══ Task inputs

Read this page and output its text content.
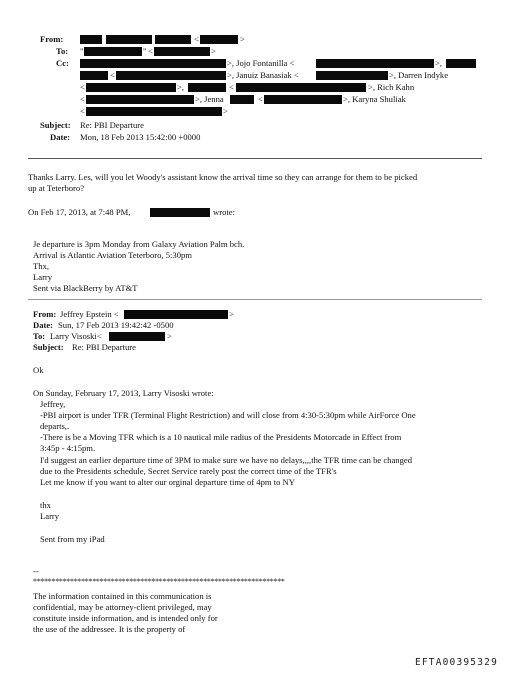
From:	<	>
To: "	" <	>
Cc:	>, Jojo Fontanilla <	>,
<	>, Januiz Banasiak <	>, Darren Indyke
<	>,	<	>, Rich Kahn
<	>, Jenna	<	>, Karyna Shuliak
<	>
Subject: Re: PBI Departure
Date: Mon, 18 Feb 2013 15:42:00 +0000
Thanks Larry. Les, will you let Woody's assistant know the arrival time so they can arrange for them to be picked
up at Teterboro?
On Feb 17, 2013, at 7:48 PM,	wrote:
Je departure is 3pm Monday from Galaxy Aviation Palm bch.
Arrival is Atlantic Aviation Teterboro, 5:30pm
Thx,
Larry
Sent via BlackBerry by AT&T
From: Jeffrey Epstein <	>
Date: Sun, 17 Feb 2013 19:42:42 -0500
To: Larry Visoski<	>
Subject: Re: PBI Departure
Ok
On Sunday, February 17, 2013, Larry Visoski wrote:
Jeffrey,
-PBI airport is under TFR (Terminal Flight Restriction) and will close from 4:30-5:30pm while AirForce One
departs,.
-There is be a Moving TFR which is a 10 nautical mile radius of the Presidents Motorcade in Effect from
3:45p - 4:15pm.
I'd suggest an earlier departure time of 3PM to make sure we have no delays,,,,the TFR time can be changed
due to the Presidents schedule, Secret Service rarely post the correct time of the TFR's
Let me know if you want to alter our orginal departure time of 4pm to NY
thx
Larry
Sent from my iPad
--
********************************************************************
The information contained in this communication is
confidential, may be attorney-client privileged, may
constitute inside information, and is intended only for
the use of the addressee. It is the property of
EFTA00395329
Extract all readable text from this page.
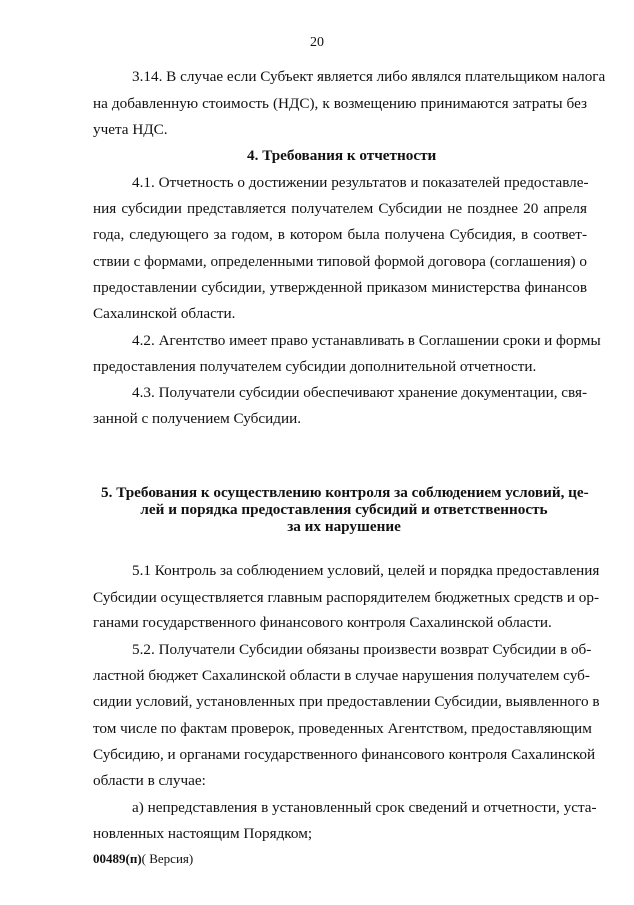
20
3.14. В случае если Субъект является либо являлся плательщиком налога
на добавленную стоимость (НДС), к возмещению принимаются затраты без
учета НДС.
4. Требования к отчетности
4.1. Отчетность о достижении результатов и показателей предоставле-
ния субсидии представляется получателем Субсидии не позднее 20 апреля
года, следующего за годом, в котором была получена Субсидия, в соответ-
ствии с формами, определенными типовой формой договора (соглашения) о
предоставлении субсидии, утвержденной приказом министерства финансов
Сахалинской области.
4.2. Агентство имеет право устанавливать в Соглашении сроки и формы
предоставления получателем субсидии дополнительной отчетности.
4.3. Получатели субсидии обеспечивают хранение документации, свя-
занной с получением Субсидии.
5. Требования к осуществлению контроля за соблюдением условий, це-
лей и порядка предоставления субсидий и ответственность
за их нарушение
5.1 Контроль за соблюдением условий, целей и порядка предоставления
Субсидии осуществляется главным распорядителем бюджетных средств и ор-
ганами государственного финансового контроля Сахалинской области.
5.2. Получатели Субсидии обязаны произвести возврат Субсидии в об-
ластной бюджет Сахалинской области в случае нарушения получателем суб-
сидии условий, установленных при предоставлении Субсидии, выявленного в
том числе по фактам проверок, проведенных Агентством, предоставляющим
Субсидию, и органами государственного финансового контроля Сахалинской
области в случае:
а) непредставления в установленный срок сведений и отчетности, уста-
новленных настоящим Порядком;
00489(п)( Версия)
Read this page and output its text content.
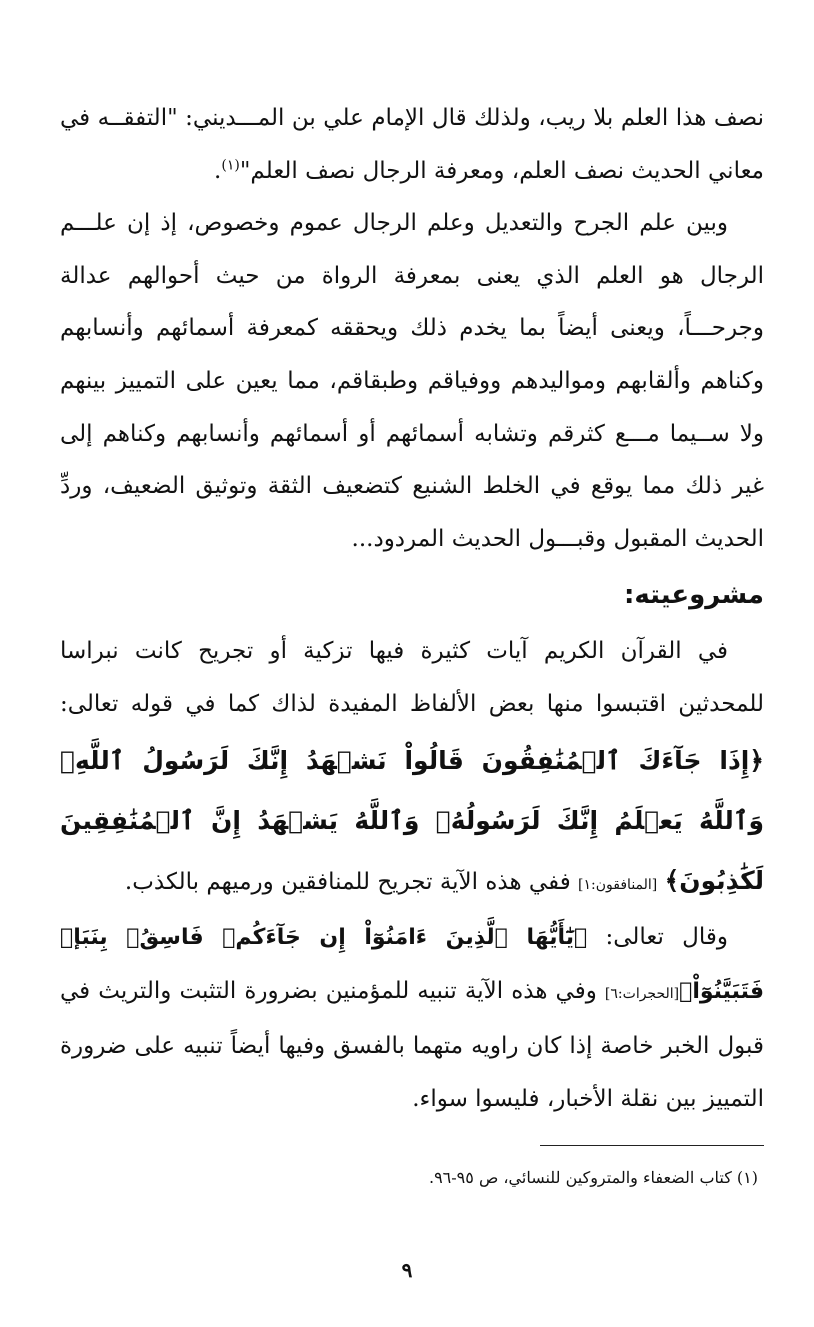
نصف هذا العلم بلا ريب، ولذلك قال الإمام علي بن المـــديني: "التفقــه في معاني الحديث نصف العلم، ومعرفة الرجال نصف العلم"$^{(١)}$.

وبين علم الجرح والتعديل وعلم الرجال عموم وخصوص، إذ إن علـــم الرجال هو العلم الذي يعنى بمعرفة الرواة من حيث أحوالهم عدالة وجرحـــاً، ويعنى أيضاً بما يخدم ذلك ويحققه كمعرفة أسمائهم وأنسابهم وكناهم وألقابهم ومواليدهم ووفياقم وطبقاقم، مما يعين على التمييز بينهم ولا ســيما مـــع كثرقم وتشابه أسمائهم أو أسمائهم وأنسابهم وكناهم إلى غير ذلك مما يوقع في الخلط الشنيع كتضعيف الثقة وتوثيق الضعيف، وردِّ الحديث المقبول وقبـــول الحديث المردود...

مشروعيته:

في القرآن الكريم آيات كثيرة فيها تزكية أو تجريح كانت نبراسا للمحدثين اقتبسوا منها بعض الألفاظ المفيدة لذاك كما في قوله تعالى: ﴿إِذَا جَآءَكَ ٱلۡمُنَٰفِقُونَ قَالُواْ نَشۡهَدُ إِنَّكَ لَرَسُولُ ٱللَّهِۗ وَٱللَّهُ يَعۡلَمُ إِنَّكَ لَرَسُولُهُۥ وَٱللَّهُ يَشۡهَدُ إِنَّ ٱلۡمُنَٰفِقِينَ لَكَٰذِبُونَ﴾ [المنافقون:١] ففي هذه الآية تجريح للمنافقين ورميهم بالكذب.

وقال تعالى: ﴿يَٰٓأَيُّهَا ٱلَّذِينَ ءَامَنُوٓاْ إِن جَآءَكُمۡ فَاسِقُۢ بِنَبَإٖ فَتَبَيَّنُوٓاْ﴾[الحجرات:٦] وفي هذه الآية تنبيه للمؤمنين بضرورة التثبت والتريث في قبول الخبر خاصة إذا كان راويه متهما بالفسق وفيها أيضاً تنبيه على ضرورة التمييز بين نقلة الأخبار، فليسوا سواء.

(١) كتاب الضعفاء والمتروكين للنسائي، ص ٩٥-٩٦.
٩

════

### Aim
Pictures stay out; reproduce every line of the records exactly.

### Output of the exercise
Read this page and output its text content.
From:	<	>
To: "	" <	>
Cc:	>, Jojo Fontanilla <	>,
<	>, Januiz Banasiak <	>, Darren Indyke
<	>,	<	>, Rich Kahn
<	>, Jenna	<	>, Karyna Shuliak
<	>
Subject: Re: PBI Departure
Date: Mon, 18 Feb 2013 15:42:00 +0000
Thanks Larry. Les, will you let Woody's assistant know the arrival time so they can arrange for them to be picked
up at Teterboro?
On Feb 17, 2013, at 7:48 PM,	wrote:
Je departure is 3pm Monday from Galaxy Aviation Palm bch.
Arrival is Atlantic Aviation Teterboro, 5:30pm
Thx,
Larry
Sent via BlackBerry by AT&T
From: Jeffrey Epstein <	>
Date: Sun, 17 Feb 2013 19:42:42 -0500
To: Larry Visoski<	>
Subject: Re: PBI Departure
Ok
On Sunday, February 17, 2013, Larry Visoski wrote:
Jeffrey,
-PBI airport is under TFR (Terminal Flight Restriction) and will close from 4:30-5:30pm while AirForce One
departs,.
-There is be a Moving TFR which is a 10 nautical mile radius of the Presidents Motorcade in Effect from
3:45p - 4:15pm.
I'd suggest an earlier departure time of 3PM to make sure we have no delays,,,,the TFR time can be changed
due to the Presidents schedule, Secret Service rarely post the correct time of the TFR's
Let me know if you want to alter our orginal departure time of 4pm to NY
thx
Larry
Sent from my iPad
--
********************************************************************
The information contained in this communication is
confidential, may be attorney-client privileged, may
constitute inside information, and is intended only for
the use of the addressee. It is the property of
EFTA00395329
Extract all readable text from this page.
20
3.14. В случае если Субъект является либо являлся плательщиком налога
на добавленную стоимость (НДС), к возмещению принимаются затраты без
учета НДС.
4. Требования к отчетности
4.1. Отчетность о достижении результатов и показателей предоставле-
ния субсидии представляется получателем Субсидии не позднее 20 апреля
года, следующего за годом, в котором была получена Субсидия, в соответ-
ствии с формами, определенными типовой формой договора (соглашения) о
предоставлении субсидии, утвержденной приказом министерства финансов
Сахалинской области.
4.2. Агентство имеет право устанавливать в Соглашении сроки и формы
предоставления получателем субсидии дополнительной отчетности.
4.3. Получатели субсидии обеспечивают хранение документации, свя-
занной с получением Субсидии.
5. Требования к осуществлению контроля за соблюдением условий, це-
лей и порядка предоставления субсидий и ответственность
за их нарушение
5.1 Контроль за соблюдением условий, целей и порядка предоставления
Субсидии осуществляется главным распорядителем бюджетных средств и ор-
ганами государственного финансового контроля Сахалинской области.
5.2. Получатели Субсидии обязаны произвести возврат Субсидии в об-
ластной бюджет Сахалинской области в случае нарушения получателем суб-
сидии условий, установленных при предоставлении Субсидии, выявленного в
том числе по фактам проверок, проведенных Агентством, предоставляющим
Субсидию, и органами государственного финансового контроля Сахалинской
области в случае:
а) непредставления в установленный срок сведений и отчетности, уста-
новленных настоящим Порядком;
00489(п)( Версия)
Read this page and output its text content.
نصف هذا العلم بلا ريب، ولذلك قال الإمام علي بن المـــديني: "التفقــه في معاني الحديث نصف العلم، ومعرفة الرجال نصف العلم"$^{(١)}$.

وبين علم الجرح والتعديل وعلم الرجال عموم وخصوص، إذ إن علـــم الرجال هو العلم الذي يعنى بمعرفة الرواة من حيث أحوالهم عدالة وجرحـــاً، ويعنى أيضاً بما يخدم ذلك ويحققه كمعرفة أسمائهم وأنسابهم وكناهم وألقابهم ومواليدهم ووفياقم وطبقاقم، مما يعين على التمييز بينهم ولا ســيما مـــع كثرقم وتشابه أسمائهم أو أسمائهم وأنسابهم وكناهم إلى غير ذلك مما يوقع في الخلط الشنيع كتضعيف الثقة وتوثيق الضعيف، وردِّ الحديث المقبول وقبـــول الحديث المردود...

مشروعيته:

في القرآن الكريم آيات كثيرة فيها تزكية أو تجريح كانت نبراسا للمحدثين اقتبسوا منها بعض الألفاظ المفيدة لذاك كما في قوله تعالى: ﴿إِذَا جَآءَكَ ٱلۡمُنَٰفِقُونَ قَالُواْ نَشۡهَدُ إِنَّكَ لَرَسُولُ ٱللَّهِۗ وَٱللَّهُ يَعۡلَمُ إِنَّكَ لَرَسُولُهُۥ وَٱللَّهُ يَشۡهَدُ إِنَّ ٱلۡمُنَٰفِقِينَ لَكَٰذِبُونَ﴾ [المنافقون:١] ففي هذه الآية تجريح للمنافقين ورميهم بالكذب.

وقال تعالى: ﴿يَٰٓأَيُّهَا ٱلَّذِينَ ءَامَنُوٓاْ إِن جَآءَكُمۡ فَاسِقُۢ بِنَبَإٖ فَتَبَيَّنُوٓاْ﴾[الحجرات:٦] وفي هذه الآية تنبيه للمؤمنين بضرورة التثبت والتريث في قبول الخبر خاصة إذا كان راويه متهما بالفسق وفيها أيضاً تنبيه على ضرورة التمييز بين نقلة الأخبار، فليسوا سواء.

(١) كتاب الضعفاء والمتروكين للنسائي، ص ٩٥-٩٦.
٩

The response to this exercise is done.